[Data listing]
====
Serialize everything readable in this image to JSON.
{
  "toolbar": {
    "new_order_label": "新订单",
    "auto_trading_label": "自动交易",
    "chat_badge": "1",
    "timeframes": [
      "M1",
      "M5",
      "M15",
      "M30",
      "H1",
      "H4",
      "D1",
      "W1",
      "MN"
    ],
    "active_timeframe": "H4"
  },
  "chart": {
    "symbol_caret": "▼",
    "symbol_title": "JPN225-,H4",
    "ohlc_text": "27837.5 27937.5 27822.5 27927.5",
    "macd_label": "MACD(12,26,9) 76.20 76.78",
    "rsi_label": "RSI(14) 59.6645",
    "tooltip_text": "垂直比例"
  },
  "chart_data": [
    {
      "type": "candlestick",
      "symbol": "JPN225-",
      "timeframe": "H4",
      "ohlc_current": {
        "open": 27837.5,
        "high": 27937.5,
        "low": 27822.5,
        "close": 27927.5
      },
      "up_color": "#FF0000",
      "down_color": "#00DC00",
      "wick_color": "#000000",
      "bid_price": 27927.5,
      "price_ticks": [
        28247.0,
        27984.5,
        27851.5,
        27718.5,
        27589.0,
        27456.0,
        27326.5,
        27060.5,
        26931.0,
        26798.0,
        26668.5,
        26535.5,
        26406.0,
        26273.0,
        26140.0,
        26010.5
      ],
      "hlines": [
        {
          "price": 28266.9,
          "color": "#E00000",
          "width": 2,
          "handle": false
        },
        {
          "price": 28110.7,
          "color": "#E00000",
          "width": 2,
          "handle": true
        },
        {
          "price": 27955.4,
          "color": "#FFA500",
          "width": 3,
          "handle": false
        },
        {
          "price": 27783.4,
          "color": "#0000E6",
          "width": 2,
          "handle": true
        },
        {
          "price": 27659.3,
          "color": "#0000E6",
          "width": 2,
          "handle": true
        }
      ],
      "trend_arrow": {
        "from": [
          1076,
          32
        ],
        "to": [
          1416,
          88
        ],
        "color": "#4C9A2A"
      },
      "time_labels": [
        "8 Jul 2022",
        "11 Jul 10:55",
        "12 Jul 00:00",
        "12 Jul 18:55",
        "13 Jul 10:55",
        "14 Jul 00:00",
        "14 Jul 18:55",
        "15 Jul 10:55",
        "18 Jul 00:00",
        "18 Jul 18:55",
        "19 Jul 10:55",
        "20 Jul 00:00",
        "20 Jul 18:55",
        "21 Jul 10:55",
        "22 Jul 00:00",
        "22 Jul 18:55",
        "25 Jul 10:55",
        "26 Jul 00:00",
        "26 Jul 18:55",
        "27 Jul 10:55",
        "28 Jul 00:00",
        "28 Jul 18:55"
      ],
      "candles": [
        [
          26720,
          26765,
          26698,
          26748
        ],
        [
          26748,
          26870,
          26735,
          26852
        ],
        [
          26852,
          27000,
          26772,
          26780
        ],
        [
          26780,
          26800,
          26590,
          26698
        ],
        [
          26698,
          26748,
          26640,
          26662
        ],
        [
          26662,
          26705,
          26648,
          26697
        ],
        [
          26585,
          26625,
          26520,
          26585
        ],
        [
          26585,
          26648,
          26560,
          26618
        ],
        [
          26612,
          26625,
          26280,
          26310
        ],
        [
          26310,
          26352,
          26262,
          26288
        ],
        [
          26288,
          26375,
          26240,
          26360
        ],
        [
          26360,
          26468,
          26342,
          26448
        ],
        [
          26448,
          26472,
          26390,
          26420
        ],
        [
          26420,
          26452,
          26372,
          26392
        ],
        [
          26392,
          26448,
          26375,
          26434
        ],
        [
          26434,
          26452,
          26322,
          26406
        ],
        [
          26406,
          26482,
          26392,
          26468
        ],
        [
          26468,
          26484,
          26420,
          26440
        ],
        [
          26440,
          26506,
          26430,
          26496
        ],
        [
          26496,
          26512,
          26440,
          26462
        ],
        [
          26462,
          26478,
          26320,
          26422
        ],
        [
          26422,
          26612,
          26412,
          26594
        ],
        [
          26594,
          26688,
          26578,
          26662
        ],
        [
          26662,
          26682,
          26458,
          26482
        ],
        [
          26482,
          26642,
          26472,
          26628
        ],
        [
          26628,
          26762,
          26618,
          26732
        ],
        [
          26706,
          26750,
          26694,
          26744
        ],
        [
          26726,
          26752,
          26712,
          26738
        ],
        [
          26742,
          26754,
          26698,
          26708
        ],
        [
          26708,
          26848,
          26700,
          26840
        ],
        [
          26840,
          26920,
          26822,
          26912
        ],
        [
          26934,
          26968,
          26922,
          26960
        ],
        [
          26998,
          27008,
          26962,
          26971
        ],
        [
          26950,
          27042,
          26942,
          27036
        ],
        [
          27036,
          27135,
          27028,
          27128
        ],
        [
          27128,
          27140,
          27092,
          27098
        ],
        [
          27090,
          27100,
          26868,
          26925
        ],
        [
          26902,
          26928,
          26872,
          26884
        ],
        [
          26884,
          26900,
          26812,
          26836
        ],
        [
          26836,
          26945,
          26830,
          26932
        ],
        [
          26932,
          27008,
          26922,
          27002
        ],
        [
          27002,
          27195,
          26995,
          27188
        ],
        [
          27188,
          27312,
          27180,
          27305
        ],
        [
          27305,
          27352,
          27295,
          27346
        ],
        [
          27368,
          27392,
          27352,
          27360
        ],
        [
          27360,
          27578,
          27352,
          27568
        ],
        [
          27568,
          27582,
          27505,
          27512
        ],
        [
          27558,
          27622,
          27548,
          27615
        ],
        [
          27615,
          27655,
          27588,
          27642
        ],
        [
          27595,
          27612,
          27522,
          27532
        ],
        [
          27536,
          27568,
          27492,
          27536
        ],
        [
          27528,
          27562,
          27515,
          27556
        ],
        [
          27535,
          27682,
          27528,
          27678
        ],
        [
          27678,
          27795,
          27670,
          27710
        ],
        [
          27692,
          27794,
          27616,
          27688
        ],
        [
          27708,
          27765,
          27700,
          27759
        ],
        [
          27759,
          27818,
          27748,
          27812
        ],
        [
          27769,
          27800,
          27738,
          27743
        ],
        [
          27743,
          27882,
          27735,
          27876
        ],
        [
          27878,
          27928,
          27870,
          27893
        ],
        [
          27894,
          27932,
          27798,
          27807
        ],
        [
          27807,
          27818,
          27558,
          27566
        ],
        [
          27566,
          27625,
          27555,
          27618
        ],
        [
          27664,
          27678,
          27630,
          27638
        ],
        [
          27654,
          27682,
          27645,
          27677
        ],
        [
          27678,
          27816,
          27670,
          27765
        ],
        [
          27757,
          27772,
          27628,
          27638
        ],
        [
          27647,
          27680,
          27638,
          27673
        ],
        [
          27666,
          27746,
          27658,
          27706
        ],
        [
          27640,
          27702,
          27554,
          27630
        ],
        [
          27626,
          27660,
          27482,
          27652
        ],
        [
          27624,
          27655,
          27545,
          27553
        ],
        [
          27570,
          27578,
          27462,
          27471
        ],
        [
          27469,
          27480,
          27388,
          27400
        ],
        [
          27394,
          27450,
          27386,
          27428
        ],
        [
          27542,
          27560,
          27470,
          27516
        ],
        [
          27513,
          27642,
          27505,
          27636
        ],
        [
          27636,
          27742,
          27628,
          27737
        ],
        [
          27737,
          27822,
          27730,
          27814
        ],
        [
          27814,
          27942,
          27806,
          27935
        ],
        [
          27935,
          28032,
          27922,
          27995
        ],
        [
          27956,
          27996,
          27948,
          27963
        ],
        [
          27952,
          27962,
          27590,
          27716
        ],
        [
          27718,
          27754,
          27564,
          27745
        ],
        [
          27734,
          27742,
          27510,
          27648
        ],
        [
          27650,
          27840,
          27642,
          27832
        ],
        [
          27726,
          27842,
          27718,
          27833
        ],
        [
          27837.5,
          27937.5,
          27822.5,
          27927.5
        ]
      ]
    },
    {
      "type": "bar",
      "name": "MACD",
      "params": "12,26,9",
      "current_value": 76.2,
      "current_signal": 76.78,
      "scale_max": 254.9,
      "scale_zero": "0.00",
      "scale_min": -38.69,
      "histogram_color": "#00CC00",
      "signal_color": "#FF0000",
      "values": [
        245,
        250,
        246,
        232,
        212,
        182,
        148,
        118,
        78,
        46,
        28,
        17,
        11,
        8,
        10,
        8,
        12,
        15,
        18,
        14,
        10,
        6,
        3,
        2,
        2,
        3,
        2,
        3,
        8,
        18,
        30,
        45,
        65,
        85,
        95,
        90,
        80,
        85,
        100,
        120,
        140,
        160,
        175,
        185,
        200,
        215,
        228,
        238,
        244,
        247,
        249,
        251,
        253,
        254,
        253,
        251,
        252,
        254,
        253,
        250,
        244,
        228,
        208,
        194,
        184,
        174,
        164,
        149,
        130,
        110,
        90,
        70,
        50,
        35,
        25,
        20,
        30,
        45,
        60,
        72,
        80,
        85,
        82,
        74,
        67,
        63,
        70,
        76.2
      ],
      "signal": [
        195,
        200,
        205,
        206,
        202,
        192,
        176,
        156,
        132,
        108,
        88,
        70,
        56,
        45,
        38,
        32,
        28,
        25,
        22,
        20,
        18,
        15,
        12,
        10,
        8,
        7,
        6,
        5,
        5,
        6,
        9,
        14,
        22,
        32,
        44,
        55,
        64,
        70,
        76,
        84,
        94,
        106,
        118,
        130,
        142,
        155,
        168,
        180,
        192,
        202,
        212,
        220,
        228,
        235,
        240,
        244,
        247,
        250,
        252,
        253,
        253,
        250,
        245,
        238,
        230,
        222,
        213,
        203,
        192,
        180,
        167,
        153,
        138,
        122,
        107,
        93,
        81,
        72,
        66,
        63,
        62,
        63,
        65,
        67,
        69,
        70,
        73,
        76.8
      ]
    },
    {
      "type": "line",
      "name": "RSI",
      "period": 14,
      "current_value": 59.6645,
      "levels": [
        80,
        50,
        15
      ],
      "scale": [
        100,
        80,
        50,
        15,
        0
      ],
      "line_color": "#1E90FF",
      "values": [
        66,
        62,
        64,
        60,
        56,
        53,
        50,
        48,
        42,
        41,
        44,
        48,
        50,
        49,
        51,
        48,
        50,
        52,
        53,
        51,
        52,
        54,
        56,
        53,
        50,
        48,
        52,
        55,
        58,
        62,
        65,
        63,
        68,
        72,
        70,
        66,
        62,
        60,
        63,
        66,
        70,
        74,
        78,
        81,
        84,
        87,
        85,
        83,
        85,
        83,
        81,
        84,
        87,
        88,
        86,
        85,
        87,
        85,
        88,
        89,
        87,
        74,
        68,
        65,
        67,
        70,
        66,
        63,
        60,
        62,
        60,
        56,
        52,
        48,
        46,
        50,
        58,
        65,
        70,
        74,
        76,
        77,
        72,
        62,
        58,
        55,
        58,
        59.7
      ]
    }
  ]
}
====
Pull out all lines of the data with the string "type".

      "type": "candlestick",
      "type": "bar",
      "type": "line",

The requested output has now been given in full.